* begin GIVEN ENTRIES *

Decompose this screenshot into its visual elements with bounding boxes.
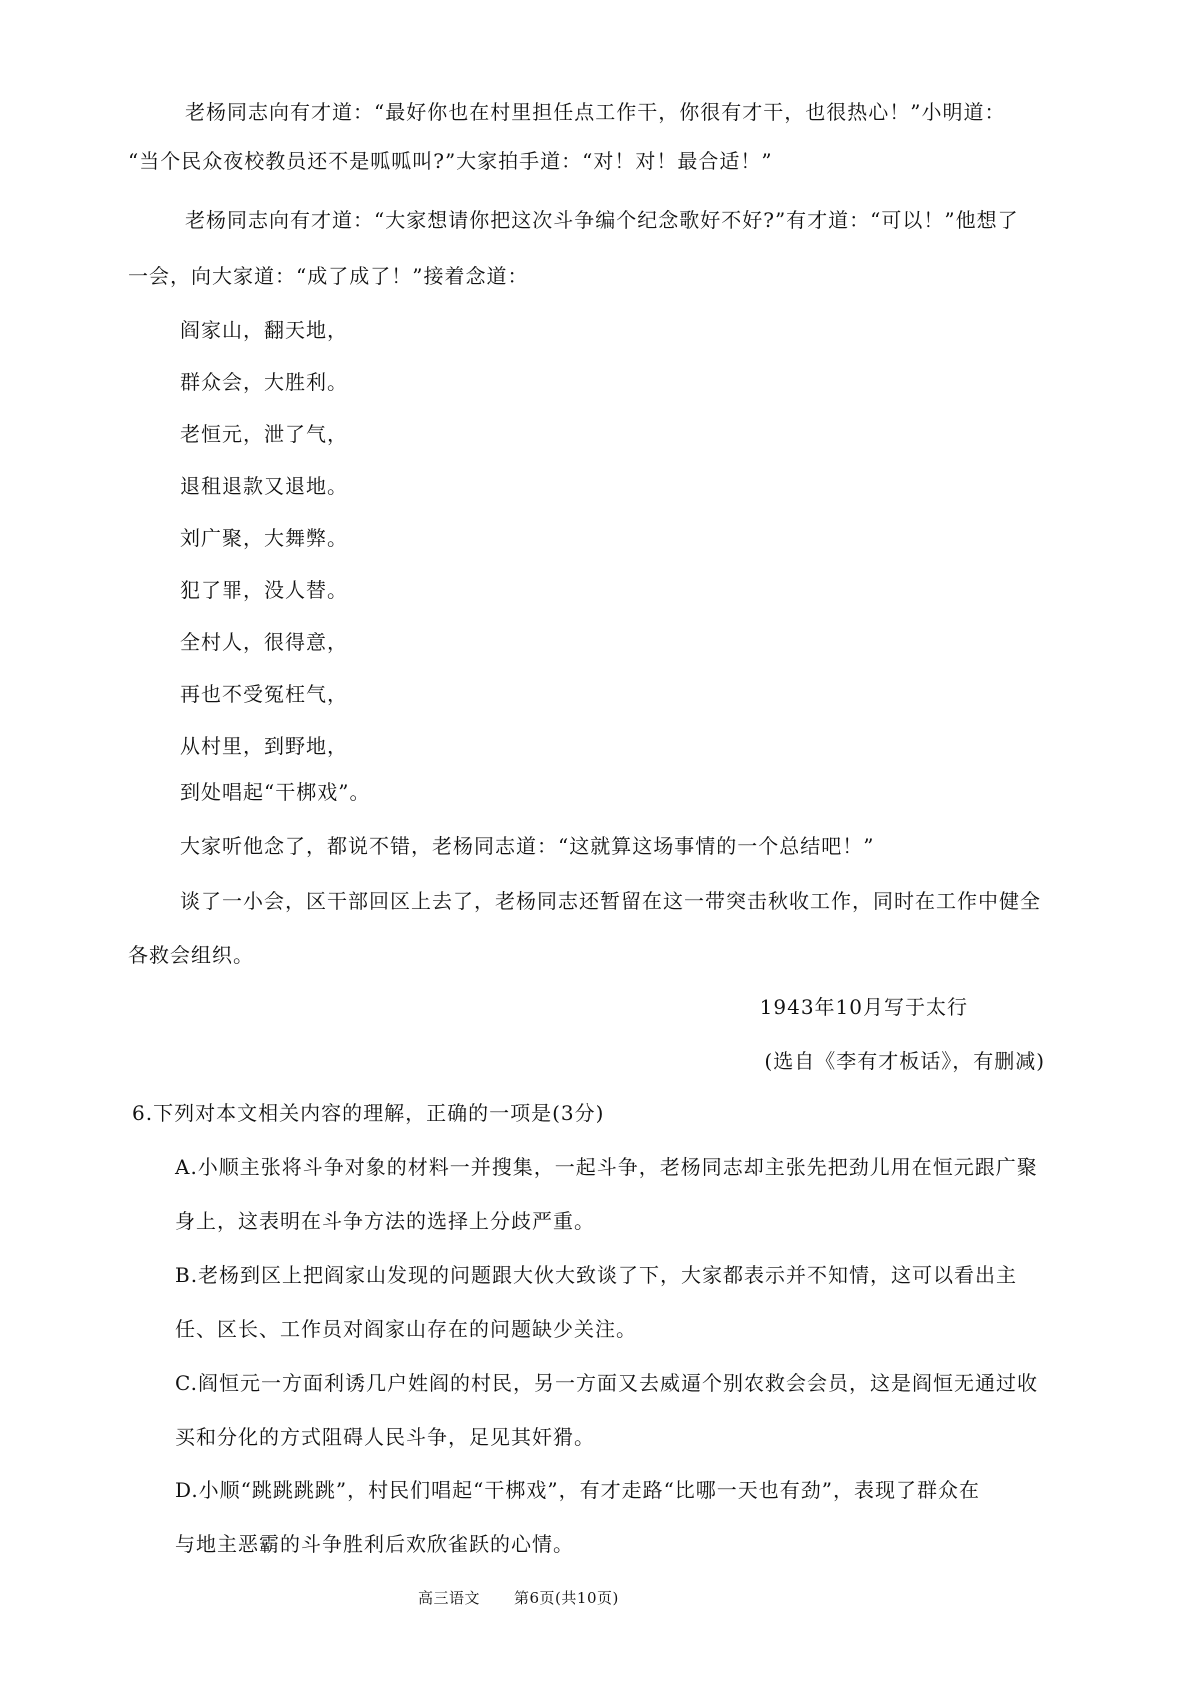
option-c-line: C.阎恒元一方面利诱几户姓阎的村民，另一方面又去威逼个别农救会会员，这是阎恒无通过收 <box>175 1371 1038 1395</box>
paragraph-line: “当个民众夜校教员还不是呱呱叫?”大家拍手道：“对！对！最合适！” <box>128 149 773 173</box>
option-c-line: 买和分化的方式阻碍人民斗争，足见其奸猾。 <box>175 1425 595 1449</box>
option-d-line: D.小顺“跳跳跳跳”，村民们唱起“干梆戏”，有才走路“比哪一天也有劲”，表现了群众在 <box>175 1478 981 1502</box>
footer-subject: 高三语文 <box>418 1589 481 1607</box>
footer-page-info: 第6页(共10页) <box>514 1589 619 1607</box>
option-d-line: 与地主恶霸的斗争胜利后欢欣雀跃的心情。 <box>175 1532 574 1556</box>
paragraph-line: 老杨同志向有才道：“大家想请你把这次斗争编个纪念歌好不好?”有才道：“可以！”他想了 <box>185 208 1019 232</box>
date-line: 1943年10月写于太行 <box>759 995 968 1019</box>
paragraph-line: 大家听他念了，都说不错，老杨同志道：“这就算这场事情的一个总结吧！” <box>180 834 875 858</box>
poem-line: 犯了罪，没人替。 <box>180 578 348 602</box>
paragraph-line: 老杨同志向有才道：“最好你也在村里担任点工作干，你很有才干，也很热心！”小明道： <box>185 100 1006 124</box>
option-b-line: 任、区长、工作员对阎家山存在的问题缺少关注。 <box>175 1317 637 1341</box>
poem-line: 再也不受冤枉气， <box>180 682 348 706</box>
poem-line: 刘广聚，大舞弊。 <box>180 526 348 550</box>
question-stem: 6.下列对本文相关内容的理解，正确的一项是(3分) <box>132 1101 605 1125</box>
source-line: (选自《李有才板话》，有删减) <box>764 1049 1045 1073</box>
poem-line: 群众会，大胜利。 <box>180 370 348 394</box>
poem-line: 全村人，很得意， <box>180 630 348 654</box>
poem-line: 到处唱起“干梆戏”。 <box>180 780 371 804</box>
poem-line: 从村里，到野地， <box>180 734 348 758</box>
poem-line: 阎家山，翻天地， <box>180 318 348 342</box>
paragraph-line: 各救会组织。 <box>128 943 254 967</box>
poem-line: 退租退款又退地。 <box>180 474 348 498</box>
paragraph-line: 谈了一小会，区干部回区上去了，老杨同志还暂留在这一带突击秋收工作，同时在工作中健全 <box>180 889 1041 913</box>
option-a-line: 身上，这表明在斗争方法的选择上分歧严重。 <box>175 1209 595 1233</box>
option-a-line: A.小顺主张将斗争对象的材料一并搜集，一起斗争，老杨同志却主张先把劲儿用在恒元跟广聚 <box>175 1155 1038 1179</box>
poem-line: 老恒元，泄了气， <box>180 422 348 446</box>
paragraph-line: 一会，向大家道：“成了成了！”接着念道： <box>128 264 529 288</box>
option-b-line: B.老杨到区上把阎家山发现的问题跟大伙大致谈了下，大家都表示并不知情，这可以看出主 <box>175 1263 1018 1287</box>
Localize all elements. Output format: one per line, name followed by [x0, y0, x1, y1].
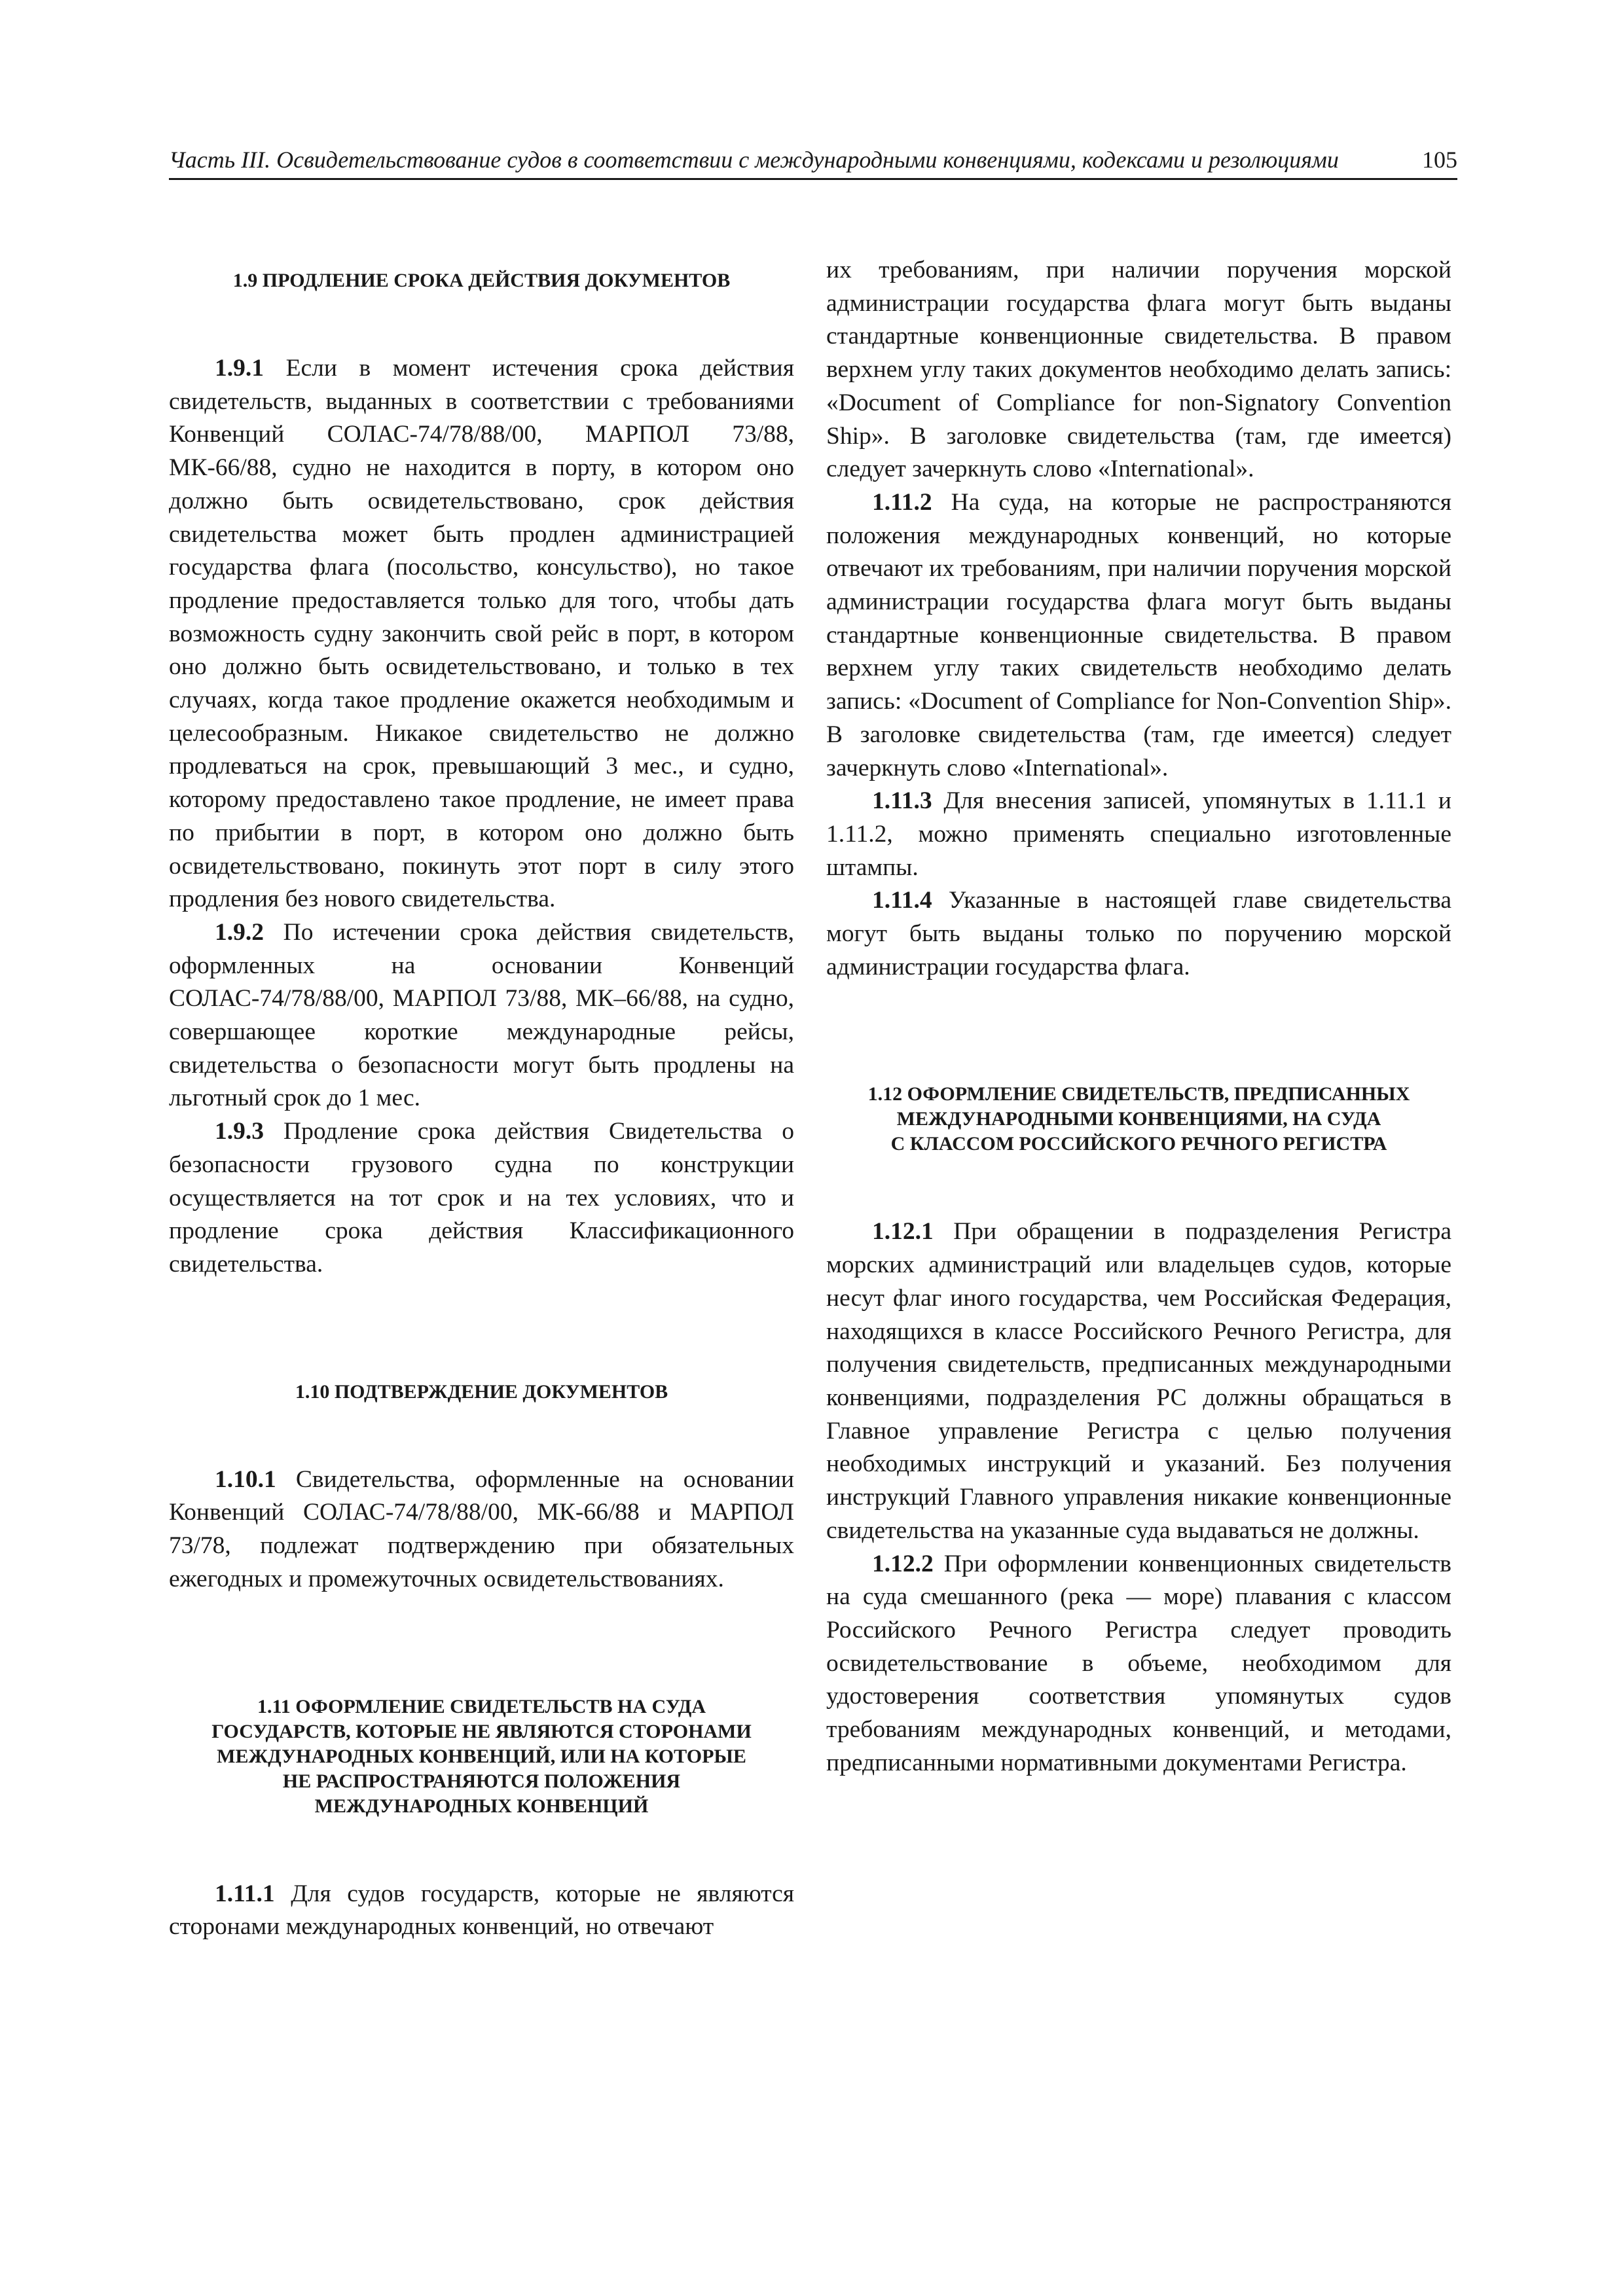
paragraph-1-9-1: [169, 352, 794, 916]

* end GIVEN ENTRIES *

## TASK TO COMPLETE
Pull out every line of the listing that contains the string "poem", and copy each one in full.

## ANSWER TO THE TASK
poem-line: 犯了罪，没人替。 <box>180 578 348 602</box>
poem-line: 再也不受冤枉气， <box>180 682 348 706</box>
poem-line: 刘广聚，大舞弊。 <box>180 526 348 550</box>
poem-line: 群众会，大胜利。 <box>180 370 348 394</box>
poem-line: 全村人，很得意， <box>180 630 348 654</box>
poem-line: 到处唱起“干梆戏”。 <box>180 780 371 804</box>
poem-line: 从村里，到野地， <box>180 734 348 758</box>
poem-line: 阎家山，翻天地， <box>180 318 348 342</box>
poem-line: 退租退款又退地。 <box>180 474 348 498</box>
poem-line: 老恒元，泄了气， <box>180 422 348 446</box>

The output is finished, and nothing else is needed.